▸ **Aim of the exercise**: Copy out the passage of the commit notes on the Phala provider word for word, beginning with "- Destructive ops" and ending with "payloads with names.".

▸ **Quoted passage**:
Rework, consistent with Phala's reality that the local lease claim (which
records the CVM cloud id at acquire time) is the ownership authority:

- owned(): dual-proof -- a local claim maps to the CVM cloud id (post-acquire
  authority, the reliable path for List/Resolve where cvms list has no name),
  OR the CVM name carries the crabbox-<lease> prefix (pre-claim recovery of
  our own just-created CVM, before the claim is written).
- phalaLabels(): synthesize lease/slug/owner from the claim keyed on the CVM
  cloud id, falling back to the crabbox- name prefix for objects that do carry
  a name (cvms get).
- Resolve claim branch: trust the claim (owned re-resolves it by cloud id)
  instead of cross-checking absent server labels.
- Destructive ops (validateDestroyTarget) source the CVM -- and its name --
  from cvms get (which carries it on real hardware) rather than cvms list,
  then corroborate: require a local claim AND a crabbox-<lease> name matching
  the lease. This preserves the four release-safety properties (reject
  foreign-named, mismatched-lease, unclaimed, and skip-when-gone) against the
  app-id-reuse threat, now working on real Phala instead of only on mocked
  list payloads with names.

Adds getInstance (cvms get) and tests pinning the real get/list shapes.
The __phala-proxy ProxyCommand resolved the dstack gateway host by calling
`phala cvms get` on EVERY SSH connection. crabbox status --wait uses a 4s
SSH readiness probe (probeSSHReady) that cannot complete cvms-get + openssl
TLS + SSH in 4s, so it timed out ("timed out waiting for <lease> to become
ready") even though the leased CVM was up -- the live run path tolerates it
via a longer wait, but every connection paid an extra API round-trip.

The gateway host (<app_id>-22.<gateway_domain>) is stable for a CVM, so it is
now resolved ONCE at acquire (resolveGatewayHost via cvms get) and cached in
the lease claim under gateway_host. proxyCommand bakes --gateway-host into the
__phala-proxy invocation; the proxy tunnels straight to it and skips cvms get.
lease() reads the cached host from the claim-backed labels. When the cache is
absent (older claims, resolution failure) the proxy falls back to cvms get, so
behavior degrades gracefully.

This makes status --wait succeed, cuts an API call + latency off every SSH
connection, and reduces Phala API load. Tests cover the cached-host fast path
(no cvms get), the fallback, real cvms-get gateway parsing, and the
acquire->claim->proxy round-trip.
The SSH gateway tunnel runs `openssl s_client` with only -verify_quiet,
which merely restricts verify OUTPUT -- a certificate-chain failure did NOT
abort the connection. Combined with SSH host-key checking being disabled
(the per-lease CVM host key is unknown), the TLS handshake was the only
server authentication AND it enforced nothing: a network MITM between the
crabbox host and <appId>-22.<gateway-domain>:443 could terminate TLS with any
cert, read the SSH session, and inject commands -- defeating the confidential
-compute trust boundary the provider exists to uphold.

Add -verify_return_error (abort on any chain-verification failure) and
-verify_hostname <host> (pin the leaf cert to the gateway host so a valid-
chain cert for a different name cannot be substituted). The dstack gateway
presents a publicly-trusted cert for the gateway host (verified live against
the ambient trust store), so genuine connections still succeed. Proxy test
now asserts both flags are present.

▸ **Region boundary data**:

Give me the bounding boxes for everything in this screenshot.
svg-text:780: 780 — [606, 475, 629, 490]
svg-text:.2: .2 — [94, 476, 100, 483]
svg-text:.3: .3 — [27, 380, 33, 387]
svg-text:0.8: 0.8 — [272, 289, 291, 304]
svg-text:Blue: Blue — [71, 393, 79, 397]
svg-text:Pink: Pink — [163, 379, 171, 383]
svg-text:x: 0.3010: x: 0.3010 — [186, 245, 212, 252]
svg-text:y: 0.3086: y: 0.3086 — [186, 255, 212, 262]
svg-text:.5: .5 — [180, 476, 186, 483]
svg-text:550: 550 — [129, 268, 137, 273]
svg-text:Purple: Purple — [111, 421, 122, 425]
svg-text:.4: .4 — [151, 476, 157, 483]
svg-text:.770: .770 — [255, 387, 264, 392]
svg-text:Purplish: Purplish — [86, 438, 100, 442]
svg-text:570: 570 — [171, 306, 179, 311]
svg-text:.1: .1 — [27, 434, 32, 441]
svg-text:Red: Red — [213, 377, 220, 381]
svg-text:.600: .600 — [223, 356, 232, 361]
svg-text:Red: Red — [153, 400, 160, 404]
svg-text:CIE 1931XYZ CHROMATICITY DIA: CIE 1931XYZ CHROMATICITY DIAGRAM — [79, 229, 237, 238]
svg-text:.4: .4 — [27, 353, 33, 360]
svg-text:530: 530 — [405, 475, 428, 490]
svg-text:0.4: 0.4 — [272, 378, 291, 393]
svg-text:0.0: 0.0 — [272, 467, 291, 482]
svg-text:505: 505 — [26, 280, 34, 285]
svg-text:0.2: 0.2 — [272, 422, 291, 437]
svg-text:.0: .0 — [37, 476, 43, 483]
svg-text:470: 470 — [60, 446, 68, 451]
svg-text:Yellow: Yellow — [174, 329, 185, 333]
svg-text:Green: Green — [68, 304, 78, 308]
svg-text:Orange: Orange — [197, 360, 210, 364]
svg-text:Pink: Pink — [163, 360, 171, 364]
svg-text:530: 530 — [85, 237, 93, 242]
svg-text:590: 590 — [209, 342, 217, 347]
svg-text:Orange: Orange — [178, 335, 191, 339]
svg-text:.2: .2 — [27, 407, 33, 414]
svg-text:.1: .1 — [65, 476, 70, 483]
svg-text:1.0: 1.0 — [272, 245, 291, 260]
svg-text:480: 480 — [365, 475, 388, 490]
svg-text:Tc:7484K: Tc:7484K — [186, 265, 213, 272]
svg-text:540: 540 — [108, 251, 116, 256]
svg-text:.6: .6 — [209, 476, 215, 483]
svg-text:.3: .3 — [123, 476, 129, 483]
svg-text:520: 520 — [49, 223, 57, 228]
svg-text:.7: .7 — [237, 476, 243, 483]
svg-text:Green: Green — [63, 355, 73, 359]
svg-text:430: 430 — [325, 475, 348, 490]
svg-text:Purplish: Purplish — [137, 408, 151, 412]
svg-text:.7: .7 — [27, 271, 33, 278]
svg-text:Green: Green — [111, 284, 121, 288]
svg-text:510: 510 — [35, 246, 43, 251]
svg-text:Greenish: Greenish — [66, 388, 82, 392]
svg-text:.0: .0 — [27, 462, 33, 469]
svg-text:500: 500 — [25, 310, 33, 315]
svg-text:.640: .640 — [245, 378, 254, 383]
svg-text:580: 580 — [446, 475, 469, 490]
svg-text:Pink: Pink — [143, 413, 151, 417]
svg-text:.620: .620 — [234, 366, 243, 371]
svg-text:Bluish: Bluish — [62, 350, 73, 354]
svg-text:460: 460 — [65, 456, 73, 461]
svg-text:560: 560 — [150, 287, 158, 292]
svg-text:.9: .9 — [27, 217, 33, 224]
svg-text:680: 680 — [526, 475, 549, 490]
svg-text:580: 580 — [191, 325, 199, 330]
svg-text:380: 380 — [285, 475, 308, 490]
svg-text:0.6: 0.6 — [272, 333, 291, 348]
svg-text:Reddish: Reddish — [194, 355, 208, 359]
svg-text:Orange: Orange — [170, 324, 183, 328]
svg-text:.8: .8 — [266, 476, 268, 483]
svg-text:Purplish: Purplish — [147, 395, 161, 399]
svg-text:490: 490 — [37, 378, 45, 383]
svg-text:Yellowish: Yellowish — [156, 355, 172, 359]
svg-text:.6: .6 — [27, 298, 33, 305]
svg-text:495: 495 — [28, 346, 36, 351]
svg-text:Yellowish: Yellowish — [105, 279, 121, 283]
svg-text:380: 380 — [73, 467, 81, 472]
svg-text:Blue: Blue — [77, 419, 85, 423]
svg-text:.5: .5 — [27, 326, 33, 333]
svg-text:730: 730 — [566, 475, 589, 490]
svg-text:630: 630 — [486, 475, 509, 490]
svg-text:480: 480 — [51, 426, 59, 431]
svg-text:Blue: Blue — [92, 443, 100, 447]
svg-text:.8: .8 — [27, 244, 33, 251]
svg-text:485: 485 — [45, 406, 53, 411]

▸ **Exercise solution**:
- Destructive ops (validateDestroyTarget) source the CVM -- and its name --
  from cvms get (which carries it on real hardware) rather than cvms list,
  then corroborate: require a local claim AND a crabbox-<lease> name matching
  the lease. This preserves the four release-safety properties (reject
  foreign-named, mismatched-lease, unclaimed, and skip-when-gone) against the
  app-id-reuse threat, now working on real Phala instead of only on mocked
  list payloads with names.